** TASK INPUTS **
::::::
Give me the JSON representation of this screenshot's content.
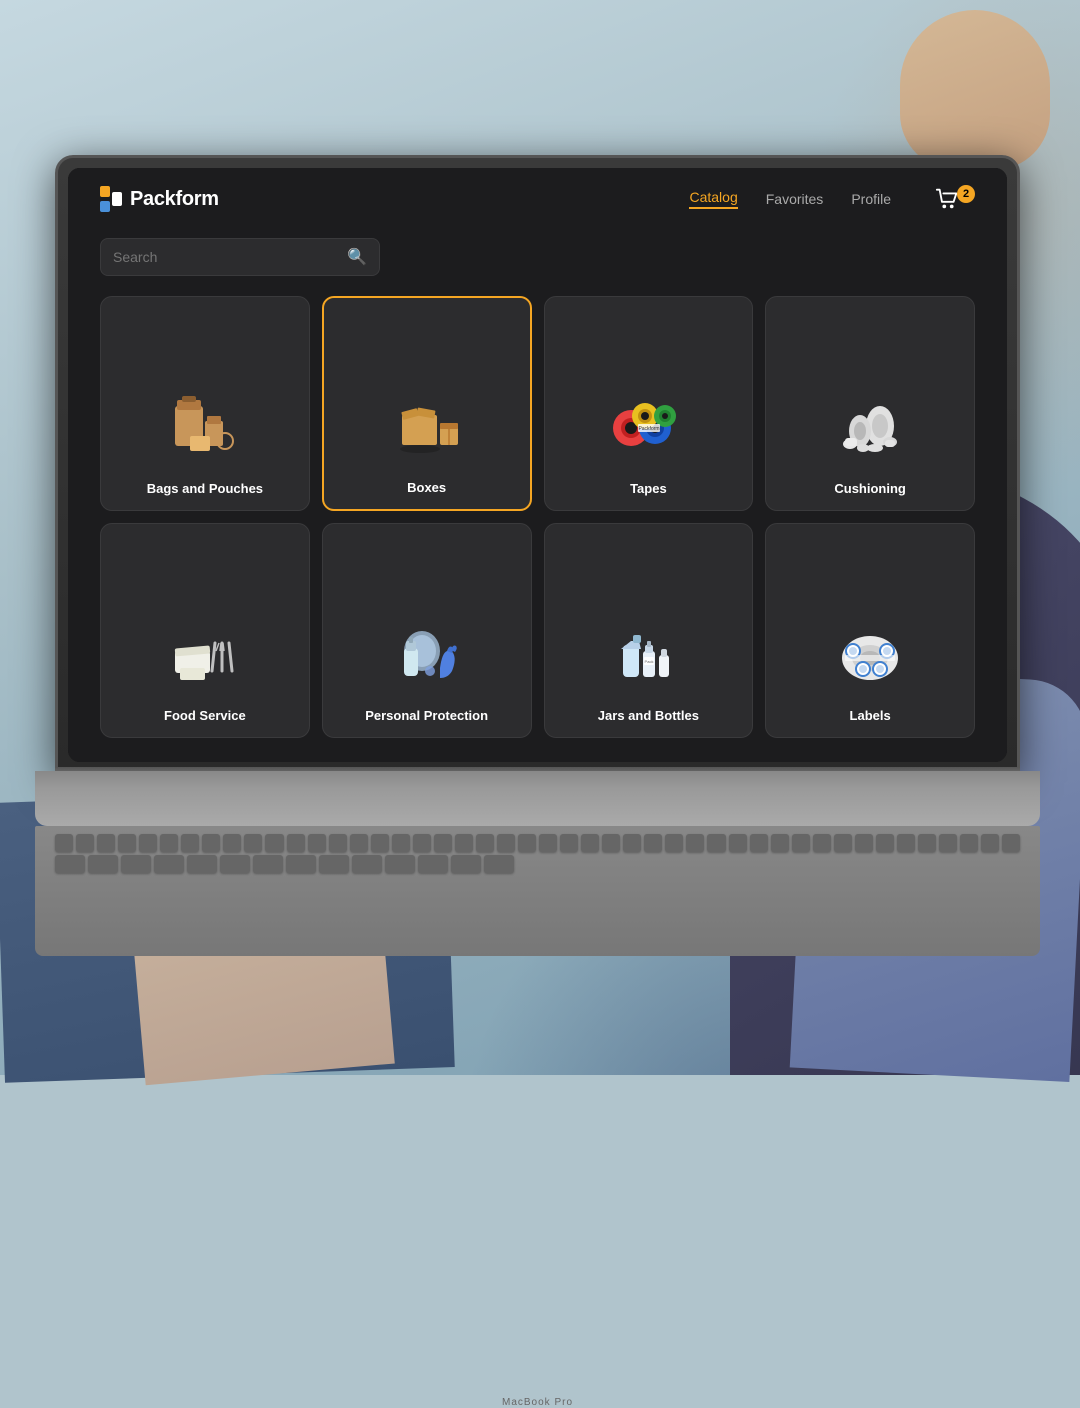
{
  "app": {
    "title": "Packform"
  },
  "nav": {
    "catalog_label": "Catalog",
    "favorites_label": "Favorites",
    "profile_label": "Profile",
    "cart_count": "2"
  },
  "search": {
    "placeholder": "Search",
    "value": ""
  },
  "categories": [
    {
      "id": "bags-pouches",
      "label": "Bags and Pouches",
      "selected": false,
      "emoji": "🛍️"
    },
    {
      "id": "boxes",
      "label": "Boxes",
      "selected": true,
      "emoji": "📦"
    },
    {
      "id": "tapes",
      "label": "Tapes",
      "selected": false,
      "emoji": "🎞️"
    },
    {
      "id": "cushioning",
      "label": "Cushioning",
      "selected": false,
      "emoji": "🧻"
    },
    {
      "id": "food-service",
      "label": "Food Service",
      "selected": false,
      "emoji": "🥡"
    },
    {
      "id": "personal-protection",
      "label": "Personal Protection",
      "selected": false,
      "emoji": "🧤"
    },
    {
      "id": "jars-bottles",
      "label": "Jars and Bottles",
      "selected": false,
      "emoji": "🧴"
    },
    {
      "id": "labels",
      "label": "Labels",
      "selected": false,
      "emoji": "🏷️"
    }
  ],
  "colors": {
    "accent": "#f5a623",
    "bg_dark": "#1c1c1e",
    "card_bg": "#2c2c2e",
    "text_primary": "#ffffff",
    "text_secondary": "#aaaaaa"
  },
  "macbook_label": "MacBook Pro"
}
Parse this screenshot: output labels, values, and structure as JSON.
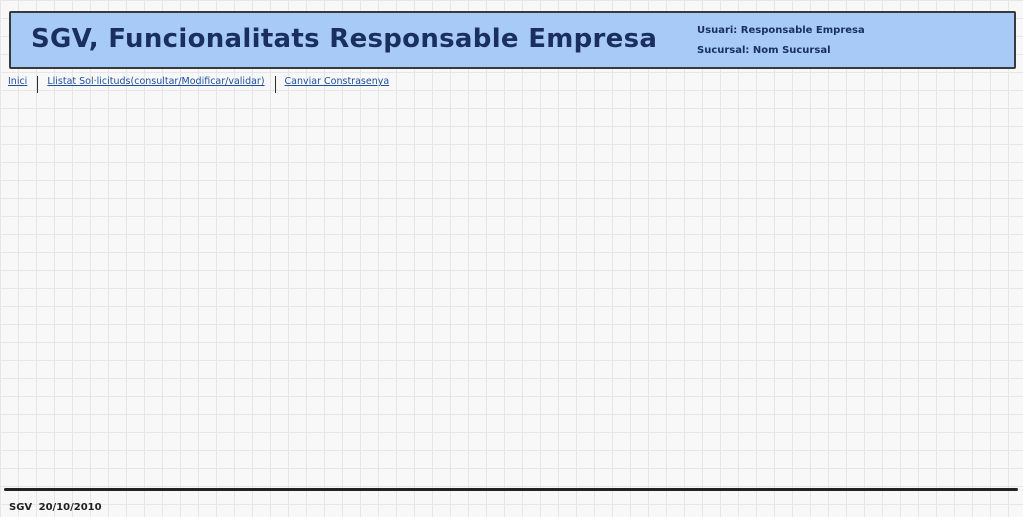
{
  "header": {
    "title": "SGV, Funcionalitats Responsable Empresa",
    "user_label": "Usuari:",
    "user_value": "Responsable Empresa",
    "branch_label": "Sucursal:",
    "branch_value": "Nom Sucursal"
  },
  "nav": {
    "items": [
      {
        "label": "Inici"
      },
      {
        "label": "Llistat Sol·licituds(consultar/Modificar/validar)"
      },
      {
        "label": "Canviar Constrasenya"
      }
    ]
  },
  "footer": {
    "text": "SGV 20/10/2010"
  },
  "colors": {
    "header_background": "#a7caf6",
    "title_text": "#1a2f5e",
    "link": "#1d4fa0",
    "grid_line": "#e6e6e6"
  }
}
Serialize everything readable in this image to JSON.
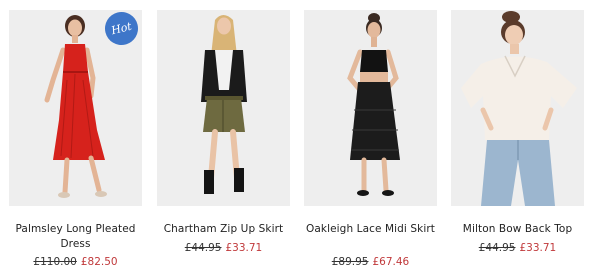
{
  "products": [
    {
      "name": "Palmsley Long Pleated Dress",
      "old_price": "£110.00",
      "new_price": "£82.50",
      "badge": "Hot",
      "photo_icon": "model-red-dress"
    },
    {
      "name": "Chartham Zip Up Skirt",
      "old_price": "£44.95",
      "new_price": "£33.71",
      "photo_icon": "model-khaki-skirt"
    },
    {
      "name": "Oakleigh Lace Midi Skirt",
      "old_price": "£89.95",
      "new_price": "£67.46",
      "photo_icon": "model-black-lace-skirt"
    },
    {
      "name": "Milton Bow Back Top",
      "old_price": "£44.95",
      "new_price": "£33.71",
      "photo_icon": "model-white-top"
    }
  ],
  "colors": {
    "badge": "#3e76c9",
    "sale_price": "#c0393b",
    "photo_background": "#eeeeee"
  }
}
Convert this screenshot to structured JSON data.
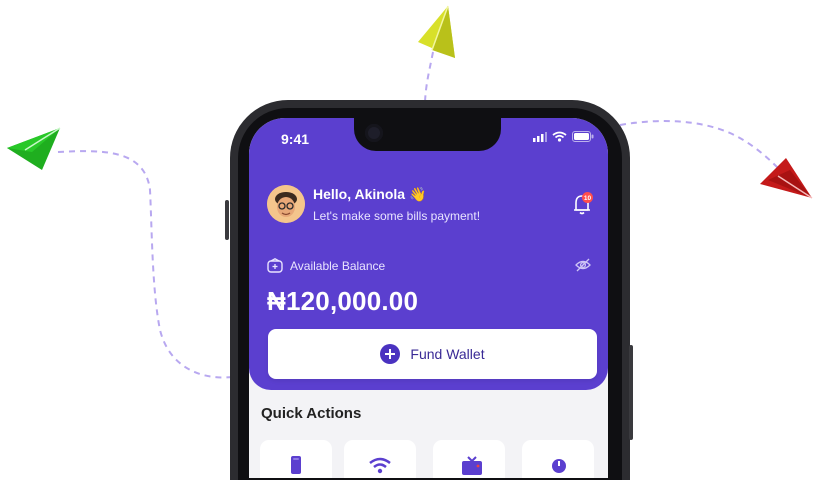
{
  "status_bar": {
    "time": "9:41"
  },
  "header": {
    "greeting": "Hello, Akinola 👋",
    "subtitle": "Let's make some bills payment!",
    "notification_count": "10"
  },
  "wallet": {
    "balance_label": "Available Balance",
    "balance_amount": "₦120,000.00",
    "fund_button_label": "Fund Wallet"
  },
  "quick_actions": {
    "title": "Quick Actions",
    "items": [
      {
        "icon": "phone-icon"
      },
      {
        "icon": "wifi-icon"
      },
      {
        "icon": "tv-icon"
      },
      {
        "icon": "power-icon"
      }
    ]
  },
  "colors": {
    "brand": "#5b3fcf",
    "notification_badge": "#ff4d4d",
    "plane_yellow": "#d8e02a",
    "plane_green": "#1fae1f",
    "plane_red": "#c41a1a",
    "dash_path": "#b8a8f0"
  }
}
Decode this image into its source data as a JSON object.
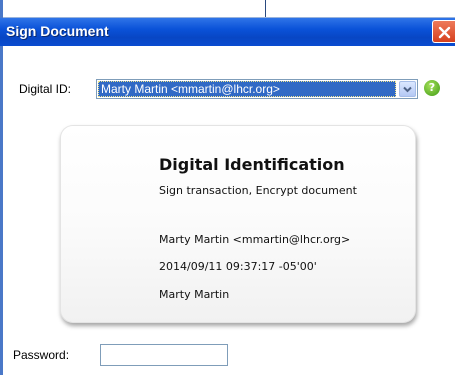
{
  "window": {
    "title": "Sign Document",
    "close_icon": "close-icon"
  },
  "form": {
    "digital_id_label": "Digital ID:",
    "digital_id_value": "Marty Martin <mmartin@lhcr.org>",
    "dropdown_icon": "chevron-down-icon",
    "help_icon_glyph": "?",
    "password_label": "Password:",
    "password_value": ""
  },
  "card": {
    "title": "Digital Identification",
    "usage": "Sign transaction, Encrypt document",
    "subject": "Marty Martin <mmartin@lhcr.org>",
    "timestamp": "2014/09/11 09:37:17 -05'00'",
    "name": "Marty Martin"
  },
  "colors": {
    "titlebar": "#0a52d8",
    "selection": "#316ac5",
    "close": "#d6401e",
    "help": "#3e9a14"
  }
}
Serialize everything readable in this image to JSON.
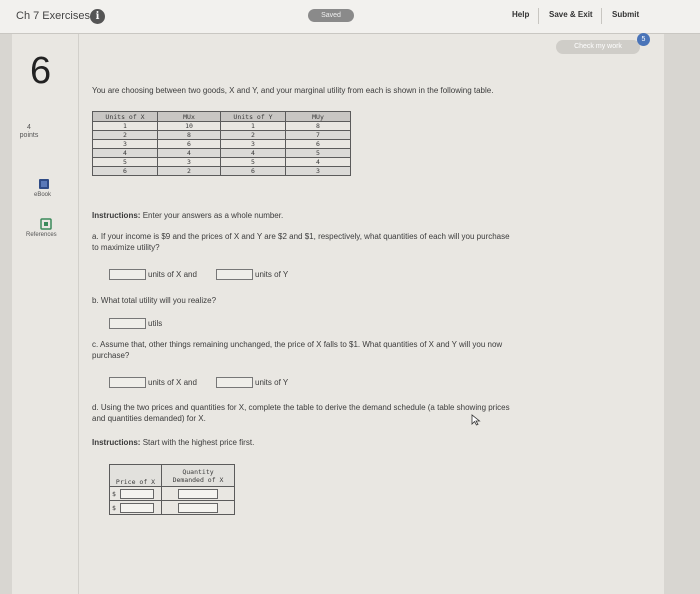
{
  "header": {
    "title": "Ch 7 Exercises",
    "info_glyph": "i",
    "saved": "Saved",
    "help": "Help",
    "save_exit": "Save & Exit",
    "submit": "Submit"
  },
  "check_work": {
    "label": "Check my work",
    "badge": "5"
  },
  "sidebar": {
    "question_number": "6",
    "points_value": "4",
    "points_label": "points",
    "ebook_label": "eBook",
    "references_label": "References"
  },
  "question": {
    "intro": "You are choosing between two goods, X and Y, and your marginal utility from each is shown in the following table.",
    "table": {
      "headers": [
        "Units of X",
        "MUx",
        "Units of Y",
        "MUy"
      ],
      "rows": [
        [
          "1",
          "10",
          "1",
          "8"
        ],
        [
          "2",
          "8",
          "2",
          "7"
        ],
        [
          "3",
          "6",
          "3",
          "6"
        ],
        [
          "4",
          "4",
          "4",
          "5"
        ],
        [
          "5",
          "3",
          "5",
          "4"
        ],
        [
          "6",
          "2",
          "6",
          "3"
        ]
      ]
    },
    "instructions_label": "Instructions:",
    "instructions_text": "Enter your answers as a whole number.",
    "part_a_line1": "a. If your income is $9 and the prices of X and Y are $2 and $1, respectively, what quantities of each will you purchase",
    "part_a_line2": "to maximize utility?",
    "units_of_x": "units of X and",
    "units_of_y": "units of Y",
    "part_b": "b. What total utility will you realize?",
    "utils": "utils",
    "part_c_line1": "c. Assume that, other things remaining unchanged, the price of X falls to $1. What quantities of X and Y will you now",
    "part_c_line2": "purchase?",
    "units_of_x_c": "units of X and",
    "units_of_y_c": "units of Y",
    "part_d_line1": "d. Using the two prices and quantities for X, complete the table to derive the demand schedule (a table showing prices",
    "part_d_line2": "and quantities demanded) for X.",
    "instructions2_label": "Instructions:",
    "instructions2_text": "Start with the highest price first.",
    "demand_table": {
      "col1": "Price of X",
      "col2_line1": "Quantity",
      "col2_line2": "Demanded of X",
      "currency": "$"
    }
  },
  "colors": {
    "accent": "#4a74b8",
    "background": "#e9e7e2"
  }
}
::::::
** WRITTEN INSTRUCTION **
Find the lines holding "JSON" and list every one.

** TASK ANSWER **
Give me the JSON representation of this screenshot's content.
Parse this screenshot: output labels, values, and structure as JSON.
Serialize everything readable in this image to JSON.
Convert this screenshot to structured JSON data.
Decode this image into its source data as a JSON object.
Serialize everything readable in this image to JSON.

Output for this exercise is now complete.